◆ TASK OBJECTIVE
The records that follow are to be transcribed in full, without their images.

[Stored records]
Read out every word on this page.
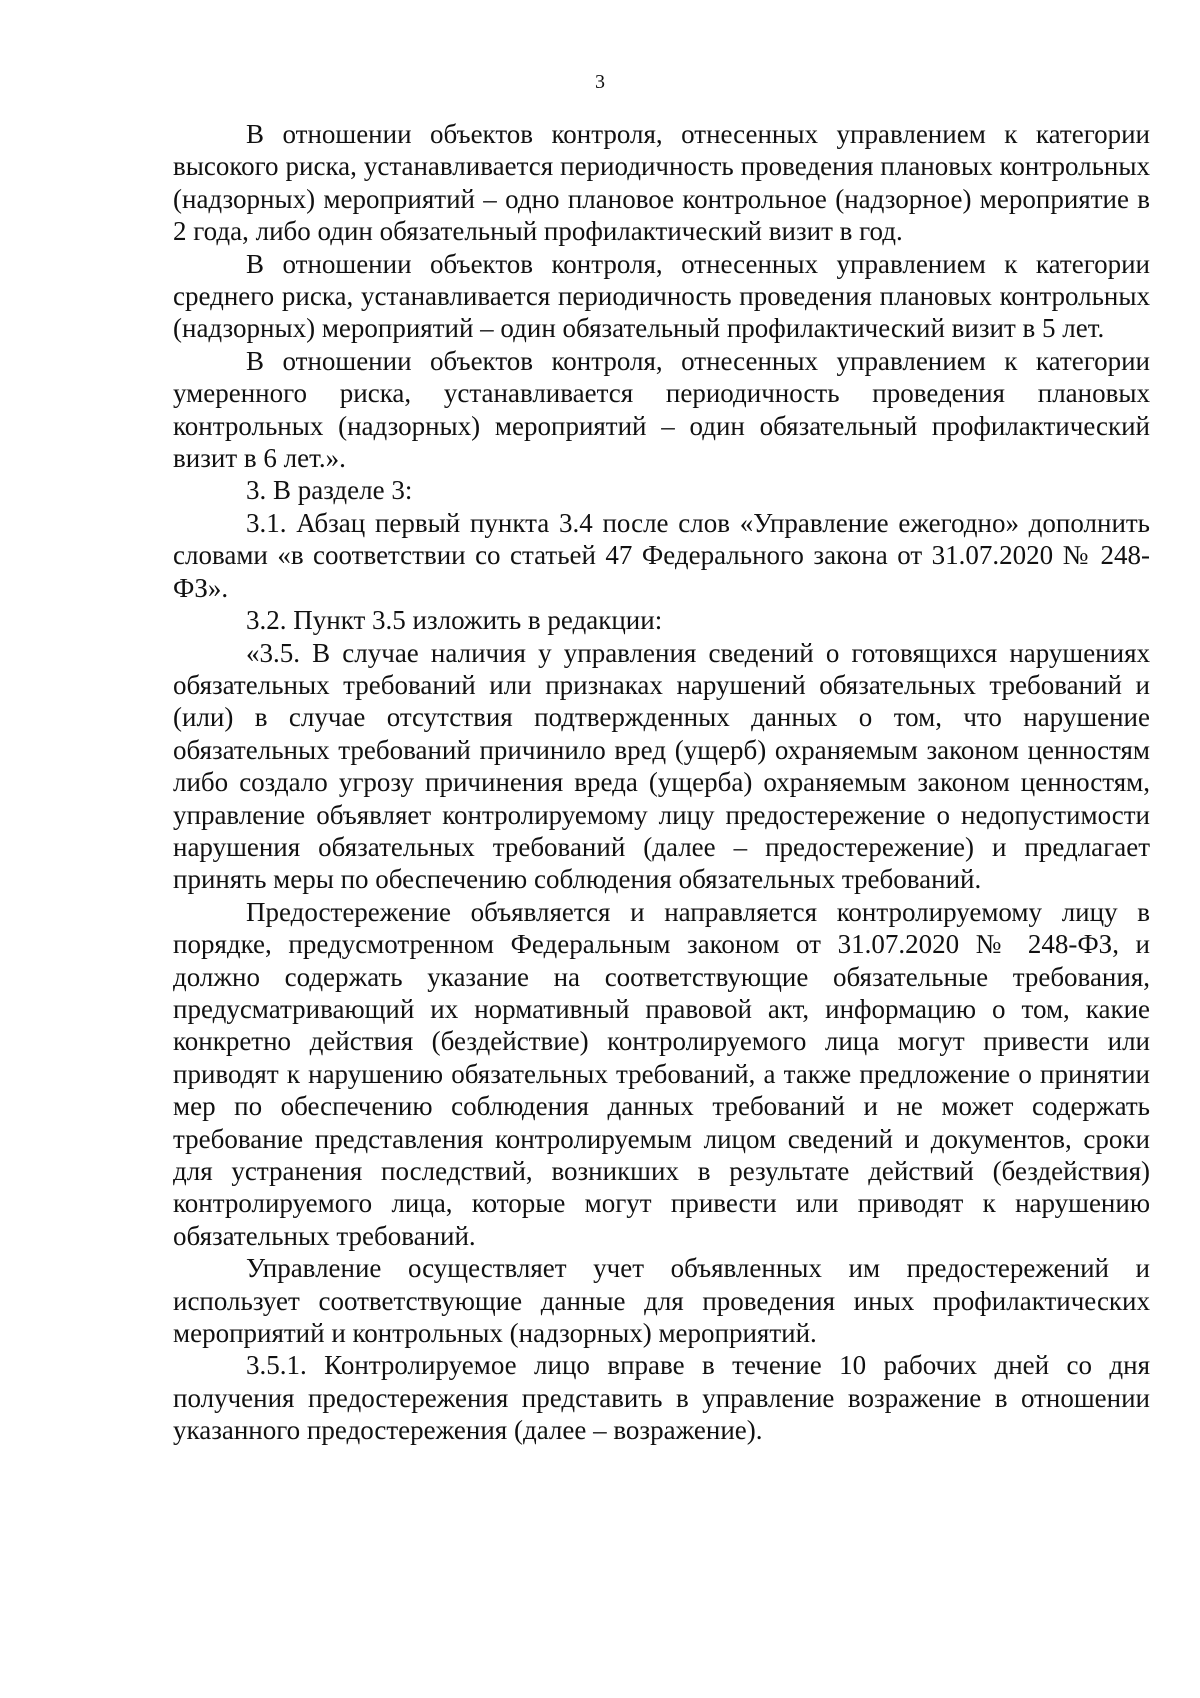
3

В отношении объектов контроля, отнесенных управлением к категории высокого риска, устанавливается периодичность проведения плановых контрольных (надзорных) мероприятий – одно плановое контрольное (надзорное) мероприятие в 2 года, либо один обязательный профилактический визит в год.

В отношении объектов контроля, отнесенных управлением к категории среднего риска, устанавливается периодичность проведения плановых контрольных (надзорных) мероприятий – один обязательный профилактический визит в 5 лет.

В отношении объектов контроля, отнесенных управлением к категории умеренного риска, устанавливается периодичность проведения плановых контрольных (надзорных) мероприятий – один обязательный профилактический визит в 6 лет.».

3. В разделе 3:

3.1. Абзац первый пункта 3.4 после слов «Управление ежегодно» дополнить словами «в соответствии со статьей 47 Федерального закона от 31.07.2020 № 248-ФЗ».

3.2. Пункт 3.5 изложить в редакции:

«3.5. В случае наличия у управления сведений о готовящихся нарушениях обязательных требований или признаках нарушений обязательных требований и (или) в случае отсутствия подтвержденных данных о том, что нарушение обязательных требований причинило вред (ущерб) охраняемым законом ценностям либо создало угрозу причинения вреда (ущерба) охраняемым законом ценностям, управление объявляет контролируемому лицу предостережение о недопустимости нарушения обязательных требований (далее – предостережение) и предлагает принять меры по обеспечению соблюдения обязательных требований.

Предостережение объявляется и направляется контролируемому лицу в порядке, предусмотренном Федеральным законом от 31.07.2020 № 248-ФЗ, и должно содержать указание на соответствующие обязательные требования, предусматривающий их нормативный правовой акт, информацию о том, какие конкретно действия (бездействие) контролируемого лица могут привести или приводят к нарушению обязательных требований, а также предложение о принятии мер по обеспечению соблюдения данных требований и не может содержать требование представления контролируемым лицом сведений и документов, сроки для устранения последствий, возникших в результате действий (бездействия) контролируемого лица, которые могут привести или приводят к нарушению обязательных требований.

Управление осуществляет учет объявленных им предостережений и использует соответствующие данные для проведения иных профилактических мероприятий и контрольных (надзорных) мероприятий.

3.5.1. Контролируемое лицо вправе в течение 10 рабочих дней со дня получения предостережения представить в управление возражение в отношении указанного предостережения (далее – возражение).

◆ OUTPUT FOR THIS TASK
Read out every word on this page.
3

В отношении объектов контроля, отнесенных управлением к категории высокого риска, устанавливается периодичность проведения плановых контрольных (надзорных) мероприятий – одно плановое контрольное (надзорное) мероприятие в 2 года, либо один обязательный профилактический визит в год.

В отношении объектов контроля, отнесенных управлением к категории среднего риска, устанавливается периодичность проведения плановых контрольных (надзорных) мероприятий – один обязательный профилактический визит в 5 лет.

В отношении объектов контроля, отнесенных управлением к категории умеренного риска, устанавливается периодичность проведения плановых контрольных (надзорных) мероприятий – один обязательный профилактический визит в 6 лет.».

3. В разделе 3:

3.1. Абзац первый пункта 3.4 после слов «Управление ежегодно» дополнить словами «в соответствии со статьей 47 Федерального закона от 31.07.2020 № 248-ФЗ».

3.2. Пункт 3.5 изложить в редакции:

«3.5. В случае наличия у управления сведений о готовящихся нарушениях обязательных требований или признаках нарушений обязательных требований и (или) в случае отсутствия подтвержденных данных о том, что нарушение обязательных требований причинило вред (ущерб) охраняемым законом ценностям либо создало угрозу причинения вреда (ущерба) охраняемым законом ценностям, управление объявляет контролируемому лицу предостережение о недопустимости нарушения обязательных требований (далее – предостережение) и предлагает принять меры по обеспечению соблюдения обязательных требований.

Предостережение объявляется и направляется контролируемому лицу в порядке, предусмотренном Федеральным законом от 31.07.2020 № 248-ФЗ, и должно содержать указание на соответствующие обязательные требования, предусматривающий их нормативный правовой акт, информацию о том, какие конкретно действия (бездействие) контролируемого лица могут привести или приводят к нарушению обязательных требований, а также предложение о принятии мер по обеспечению соблюдения данных требований и не может содержать требование представления контролируемым лицом сведений и документов, сроки для устранения последствий, возникших в результате действий (бездействия) контролируемого лица, которые могут привести или приводят к нарушению обязательных требований.

Управление осуществляет учет объявленных им предостережений и использует соответствующие данные для проведения иных профилактических мероприятий и контрольных (надзорных) мероприятий.

3.5.1. Контролируемое лицо вправе в течение 10 рабочих дней со дня получения предостережения представить в управление возражение в отношении указанного предостережения (далее – возражение).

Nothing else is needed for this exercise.